--- INPUT DATA ---
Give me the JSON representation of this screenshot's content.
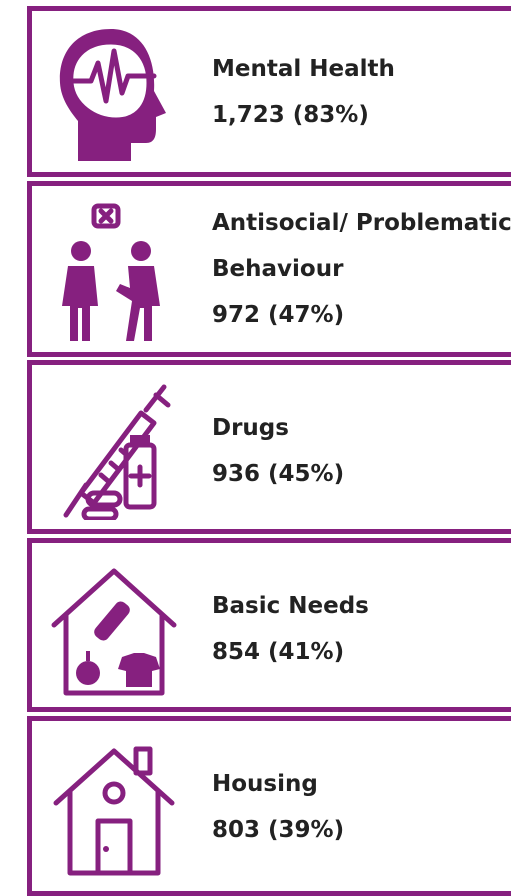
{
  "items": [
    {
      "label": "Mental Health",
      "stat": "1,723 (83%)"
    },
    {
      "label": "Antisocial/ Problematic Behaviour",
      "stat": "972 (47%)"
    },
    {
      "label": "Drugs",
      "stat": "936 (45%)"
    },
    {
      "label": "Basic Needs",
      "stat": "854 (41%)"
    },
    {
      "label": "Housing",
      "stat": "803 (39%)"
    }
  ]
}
---
# WHAT YOU SHOULD DO
Transcribe the records word for word and include no pictures.

# FULL OUTPUT
Give me the JSON representation of this screenshot's content.
{
  "items": [
    {
      "label": "Mental Health",
      "stat": "1,723 (83%)"
    },
    {
      "label": "Antisocial/ Problematic Behaviour",
      "stat": "972 (47%)"
    },
    {
      "label": "Drugs",
      "stat": "936 (45%)"
    },
    {
      "label": "Basic Needs",
      "stat": "854 (41%)"
    },
    {
      "label": "Housing",
      "stat": "803 (39%)"
    }
  ]
}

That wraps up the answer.